> _Task to carry out_:
Retype the data from the line with "y-tick-label: 20 xyxy=(70,479,87,494)" up to and including the line with "x-tick-label: 52500 xyxy=(174,888,215,903)", keeping every character unchanged.

> _Dataset_:

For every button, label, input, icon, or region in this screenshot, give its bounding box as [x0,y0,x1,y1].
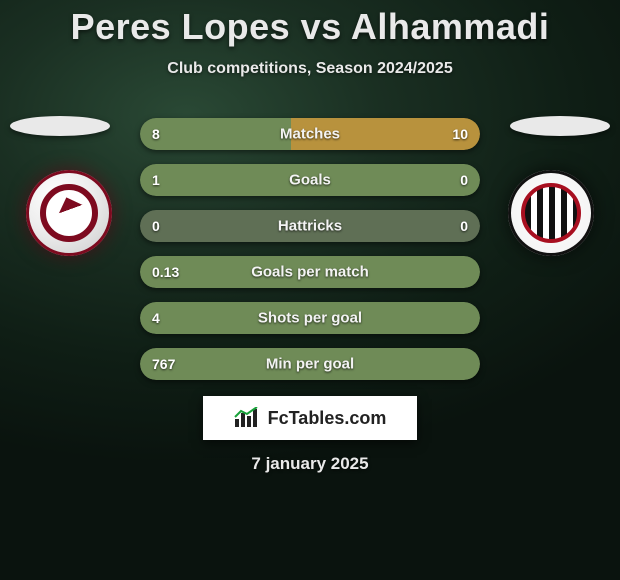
comparison-card: Peres Lopes vs Alhammadi Club competitio… [0,0,620,580]
team-badge-left [26,170,112,256]
stat-row: Hattricks 0 0 [140,210,480,242]
stat-label: Hattricks [278,218,342,235]
page-title: Peres Lopes vs Alhammadi [0,0,620,48]
stat-row: Min per goal 767 [140,348,480,380]
stat-label: Min per goal [266,356,354,373]
stat-row: Shots per goal 4 [140,302,480,334]
team-badge-right [508,170,594,256]
stat-value-left: 4 [152,310,160,326]
halo-left [10,116,110,136]
stat-label: Goals per match [251,264,369,281]
stat-value-left: 8 [152,126,160,142]
stat-value-right: 10 [452,126,468,142]
stat-value-right: 0 [460,218,468,234]
halo-right [510,116,610,136]
stat-value-left: 0.13 [152,264,179,280]
team-badge-right-inner [521,183,581,243]
brand-badge: FcTables.com [203,396,417,440]
stat-fill-left [140,118,291,150]
bar-chart-icon [234,407,260,429]
stat-label: Matches [280,126,340,143]
team-badge-left-inner [40,184,98,242]
stat-label: Shots per goal [258,310,362,327]
stats-list: Matches810Goals10Hattricks00Goals per ma… [140,118,480,394]
stat-row: Matches 8 10 [140,118,480,150]
stat-row: Goals 1 0 [140,164,480,196]
stat-label: Goals [289,172,331,189]
stat-value-left: 1 [152,172,160,188]
date-text: 7 january 2025 [0,454,620,474]
stat-value-left: 767 [152,356,175,372]
stat-value-right: 0 [460,172,468,188]
stat-row: Goals per match 0.13 [140,256,480,288]
brand-text: FcTables.com [268,408,387,429]
stat-value-left: 0 [152,218,160,234]
subtitle: Club competitions, Season 2024/2025 [0,60,620,78]
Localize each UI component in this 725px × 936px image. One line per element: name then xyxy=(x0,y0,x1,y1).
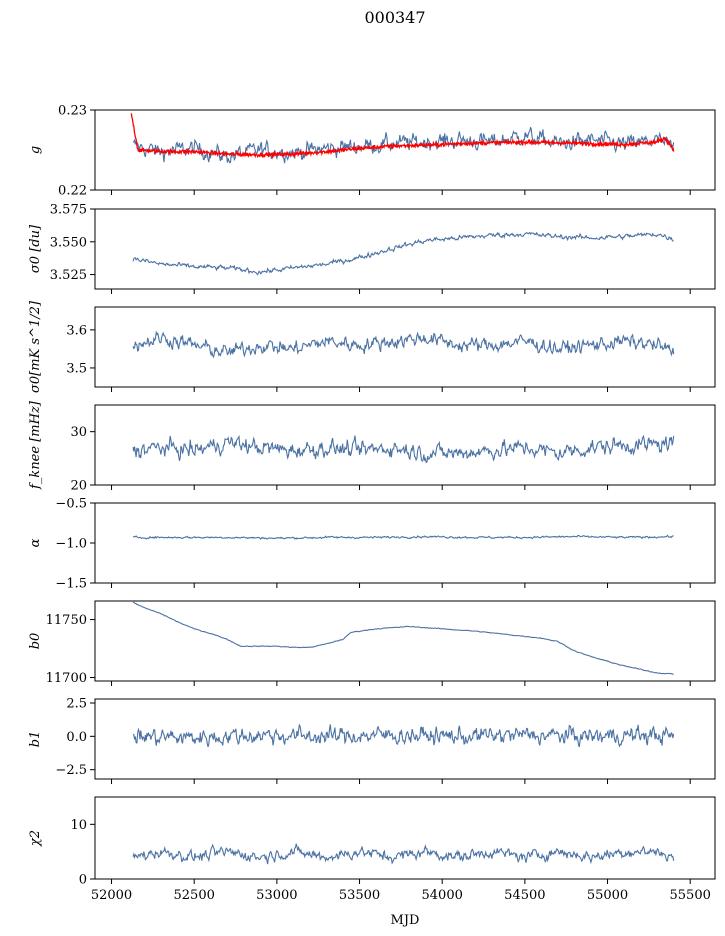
y-tick-label: 20 xyxy=(70,479,87,494)
series-line-fknee xyxy=(132,434,675,464)
y-tick-label: −2.5 xyxy=(55,763,87,778)
y-axis-label: α xyxy=(28,538,43,547)
x-tick-label: 55500 xyxy=(670,888,711,903)
x-axis-label: MJD xyxy=(391,913,420,928)
panel-1: 0.22 0.23 g xyxy=(28,104,716,199)
series-line-b0 xyxy=(132,601,674,675)
x-tick-label: 53000 xyxy=(256,888,297,903)
plot-frame xyxy=(94,502,716,584)
panel-8: 52000 52500 53000 53500 54000 54500 55000 55500… xyxy=(28,796,716,903)
y-tick-label: 10 xyxy=(70,818,87,833)
panel-3: 3.5 3.6 σ0[mK s^1/2] xyxy=(28,300,716,393)
plot-frame xyxy=(94,109,716,191)
y-tick-label: 0.0 xyxy=(66,730,87,745)
y-axis-label: g xyxy=(28,146,43,154)
chart-title: 000347 xyxy=(364,8,425,27)
x-tick-label: 52500 xyxy=(174,888,215,903)
plot-frame xyxy=(94,796,716,880)
panel-5: −1.5 −1.0 −0.5 α xyxy=(28,497,716,592)
series-line-chi2 xyxy=(132,843,675,865)
x-tick-label: 52000 xyxy=(91,888,132,903)
y-axis-label: b1 xyxy=(28,731,43,748)
y-tick-label: 3.550 xyxy=(50,235,87,250)
y-tick-label: 3.525 xyxy=(50,268,87,283)
y-tick-label: 0.22 xyxy=(58,184,87,199)
y-tick-label: 11700 xyxy=(46,671,87,686)
plot-frame xyxy=(94,698,716,780)
x-tick-label: 54500 xyxy=(504,888,545,903)
y-axis-label: b0 xyxy=(28,633,43,650)
y-tick-label: 0.23 xyxy=(58,104,87,119)
series-line-sigma0_mK xyxy=(132,330,675,359)
x-tick-label: 54000 xyxy=(422,888,463,903)
y-axis-label: σ0 [du] xyxy=(28,224,43,273)
plot-frame xyxy=(94,208,716,290)
y-axis-label: f_knee [mHz] xyxy=(28,400,43,490)
y-tick-label: 3.5 xyxy=(66,361,87,376)
x-tick-label: 53500 xyxy=(339,888,380,903)
y-tick-label: 30 xyxy=(70,425,87,440)
plot-frame xyxy=(94,600,716,682)
y-tick-label: 2.5 xyxy=(66,697,87,712)
y-tick-label: 0 xyxy=(79,873,87,888)
x-tick-label: 55000 xyxy=(587,888,628,903)
panel-4: 20 30 f_knee [mHz] xyxy=(28,400,716,494)
y-tick-label: 3.575 xyxy=(50,203,87,218)
y-tick-label: 11750 xyxy=(46,613,87,628)
plot-frame xyxy=(94,404,716,486)
y-axis-label: χ2 xyxy=(28,830,43,847)
y-tick-label: −1.0 xyxy=(55,537,87,552)
series-line-alpha xyxy=(132,534,674,540)
y-axis-label: σ0[mK s^1/2] xyxy=(28,300,43,393)
series-line-sigma0_du xyxy=(132,231,674,276)
series-line-g-fit xyxy=(130,113,675,160)
panels: 0.22 0.23 g 3.525 3.550 3.575 σ0 [du] 3.5 3.6 σ0[… xyxy=(28,104,716,903)
y-tick-label: −0.5 xyxy=(55,497,87,512)
plot-frame xyxy=(94,306,716,388)
y-tick-label: 3.6 xyxy=(66,323,87,338)
panel-2: 3.525 3.550 3.575 σ0 [du] xyxy=(28,203,716,294)
series-line-b1 xyxy=(132,723,675,748)
panel-7: −2.5 0.0 2.5 b1 xyxy=(28,697,716,784)
y-tick-label: −1.5 xyxy=(55,577,87,592)
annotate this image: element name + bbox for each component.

> _Written solution_:
y-tick-label: 20 xyxy=(70,479,87,494)
series-line-fknee xyxy=(132,434,675,464)
y-tick-label: −2.5 xyxy=(55,763,87,778)
y-axis-label: α xyxy=(28,538,43,547)
x-tick-label: 55500 xyxy=(670,888,711,903)
x-axis-label: MJD xyxy=(391,913,420,928)
panel-1: 0.22 0.23 g xyxy=(28,104,716,199)
series-line-b0 xyxy=(132,601,674,675)
x-tick-label: 53000 xyxy=(256,888,297,903)
plot-frame xyxy=(94,502,716,584)
panel-8: 52000 52500 53000 53500 54000 54500 55000 55500… xyxy=(28,796,716,903)
y-tick-label: 10 xyxy=(70,818,87,833)
panel-3: 3.5 3.6 σ0[mK s^1/2] xyxy=(28,300,716,393)
plot-frame xyxy=(94,109,716,191)
y-tick-label: 0.0 xyxy=(66,730,87,745)
y-axis-label: g xyxy=(28,146,43,154)
chart-title: 000347 xyxy=(364,8,425,27)
x-tick-label: 52500 xyxy=(174,888,215,903)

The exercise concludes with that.